__Work to complete__: Only the lines holding the string "meinen" are needed; copy each of them from the data.

Dataset records of page text:
____________________

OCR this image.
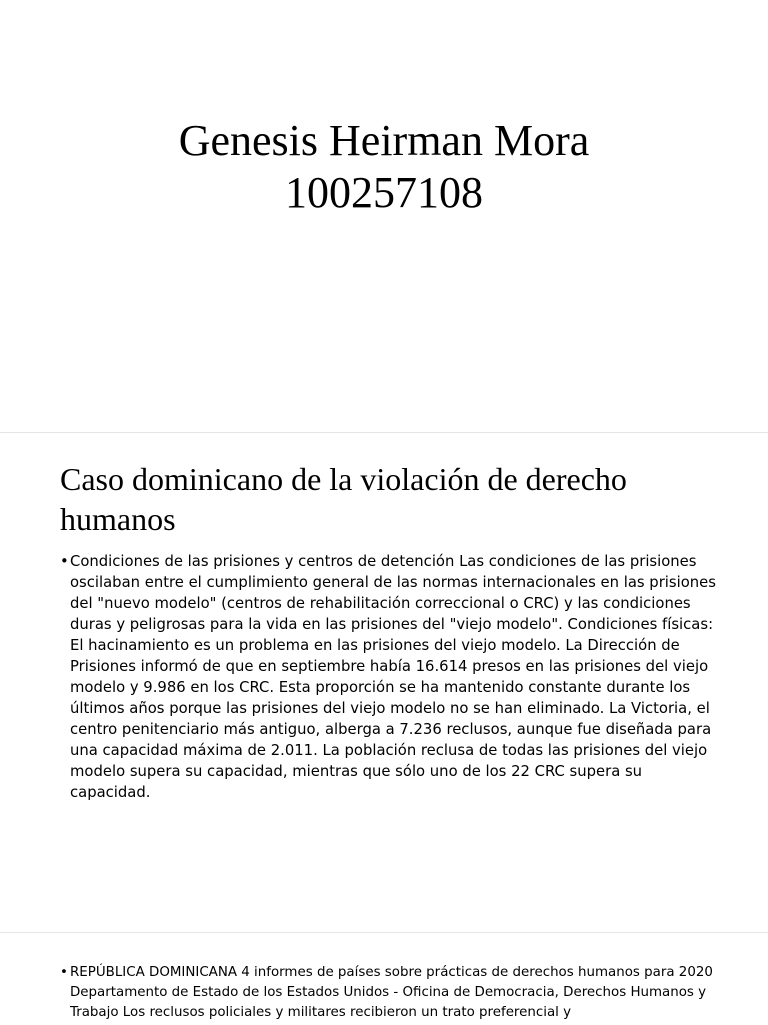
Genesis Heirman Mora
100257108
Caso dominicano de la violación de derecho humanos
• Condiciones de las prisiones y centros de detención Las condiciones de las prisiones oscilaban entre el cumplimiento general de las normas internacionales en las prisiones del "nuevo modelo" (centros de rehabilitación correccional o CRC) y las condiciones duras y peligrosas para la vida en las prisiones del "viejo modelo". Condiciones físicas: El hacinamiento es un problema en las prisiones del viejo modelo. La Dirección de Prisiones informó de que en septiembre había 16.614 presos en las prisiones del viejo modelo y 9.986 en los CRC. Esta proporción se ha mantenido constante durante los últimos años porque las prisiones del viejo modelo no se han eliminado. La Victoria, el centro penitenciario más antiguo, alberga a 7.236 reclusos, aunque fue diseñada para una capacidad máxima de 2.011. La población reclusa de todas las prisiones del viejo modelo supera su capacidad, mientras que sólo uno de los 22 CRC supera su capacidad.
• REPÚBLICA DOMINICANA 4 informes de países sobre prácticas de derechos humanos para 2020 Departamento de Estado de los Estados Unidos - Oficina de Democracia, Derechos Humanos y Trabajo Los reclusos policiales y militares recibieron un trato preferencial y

____________________

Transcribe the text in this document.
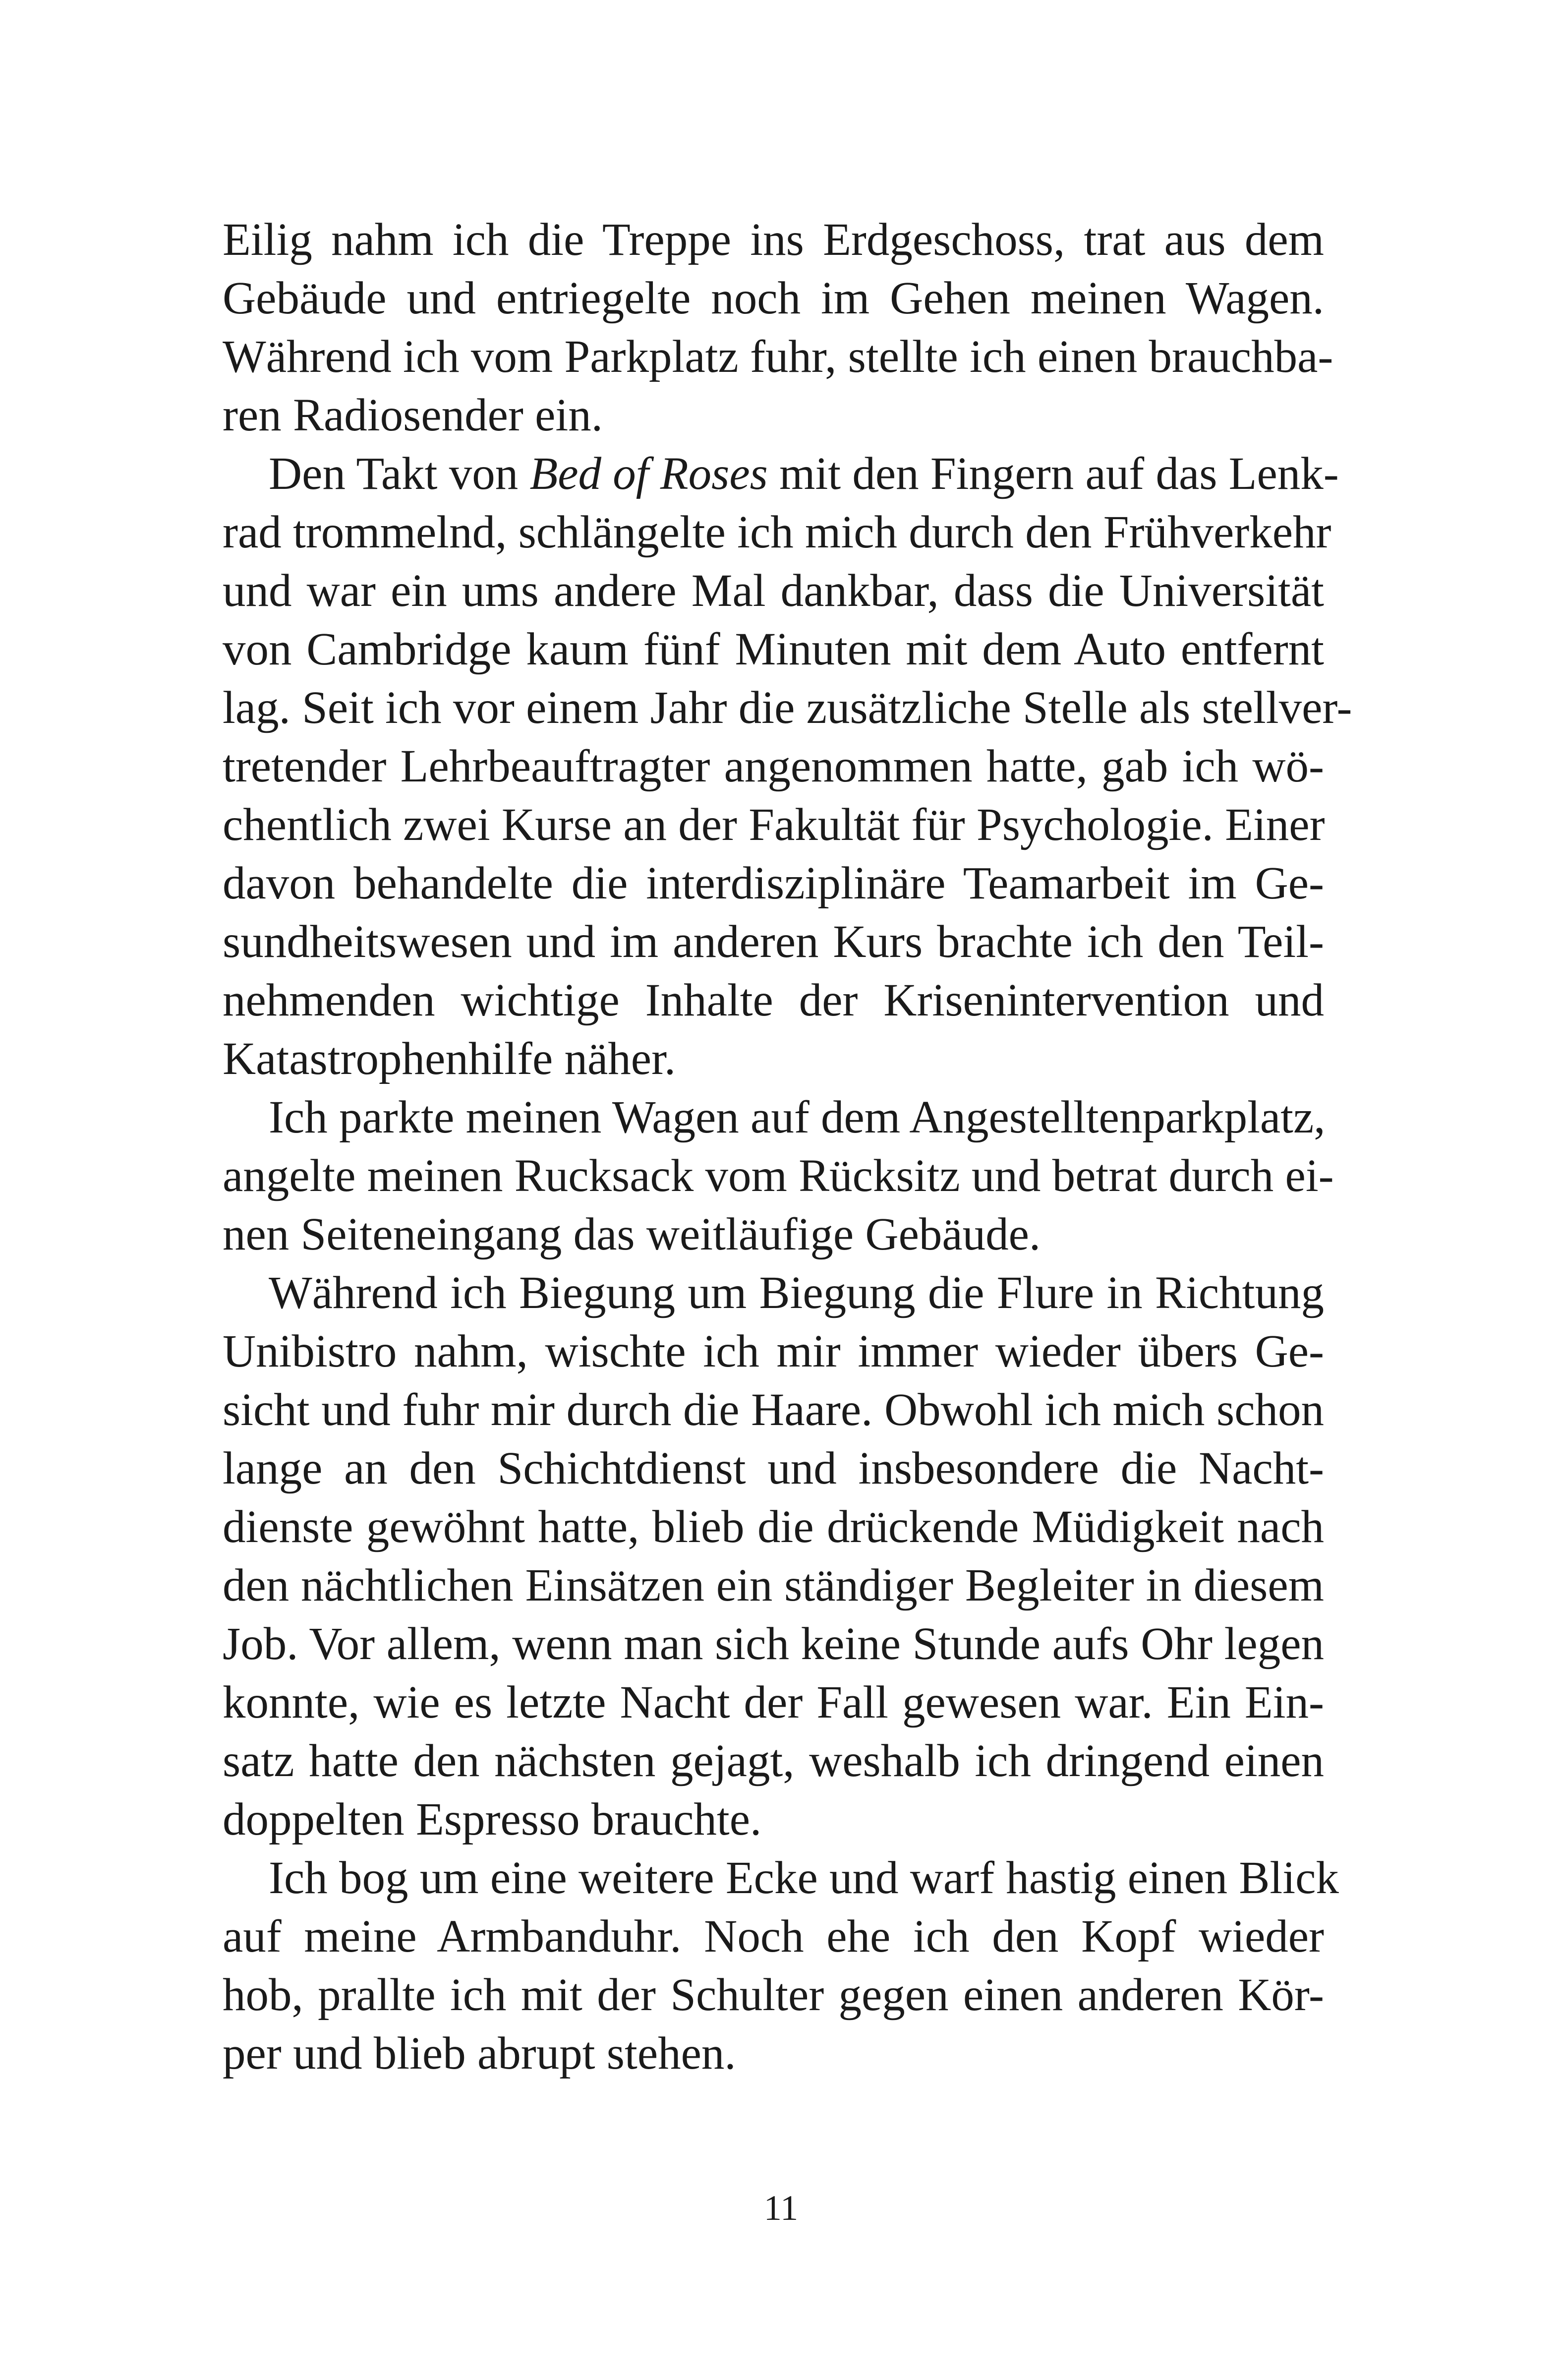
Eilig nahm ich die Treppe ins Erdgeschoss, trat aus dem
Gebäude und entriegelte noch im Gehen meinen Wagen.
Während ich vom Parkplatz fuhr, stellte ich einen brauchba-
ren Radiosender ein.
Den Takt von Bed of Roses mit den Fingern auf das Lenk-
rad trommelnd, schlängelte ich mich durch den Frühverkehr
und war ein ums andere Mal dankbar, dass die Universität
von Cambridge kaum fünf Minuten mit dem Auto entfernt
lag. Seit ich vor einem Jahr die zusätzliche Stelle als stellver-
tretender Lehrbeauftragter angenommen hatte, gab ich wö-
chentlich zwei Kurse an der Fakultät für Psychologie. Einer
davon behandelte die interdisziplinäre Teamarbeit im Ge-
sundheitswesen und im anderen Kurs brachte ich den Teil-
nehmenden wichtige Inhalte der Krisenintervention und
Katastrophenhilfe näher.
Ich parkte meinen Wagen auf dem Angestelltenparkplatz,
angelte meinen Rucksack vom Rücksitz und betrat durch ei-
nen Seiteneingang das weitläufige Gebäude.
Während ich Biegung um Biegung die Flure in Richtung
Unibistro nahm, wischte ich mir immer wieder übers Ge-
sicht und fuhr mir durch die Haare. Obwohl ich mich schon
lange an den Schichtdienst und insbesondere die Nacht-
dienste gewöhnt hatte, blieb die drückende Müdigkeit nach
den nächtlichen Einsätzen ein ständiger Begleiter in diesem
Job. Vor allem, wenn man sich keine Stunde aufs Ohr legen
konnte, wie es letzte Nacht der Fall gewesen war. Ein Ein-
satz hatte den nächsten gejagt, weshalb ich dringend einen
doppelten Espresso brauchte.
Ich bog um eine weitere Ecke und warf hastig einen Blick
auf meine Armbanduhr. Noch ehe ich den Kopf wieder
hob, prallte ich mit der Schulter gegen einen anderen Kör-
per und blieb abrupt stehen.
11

____________________

__Task result__:
Gebäude und entriegelte noch im Gehen meinen Wagen.
Ich parkte meinen Wagen auf dem Angestelltenparkplatz,
angelte meinen Rucksack vom Rücksitz und betrat durch ei-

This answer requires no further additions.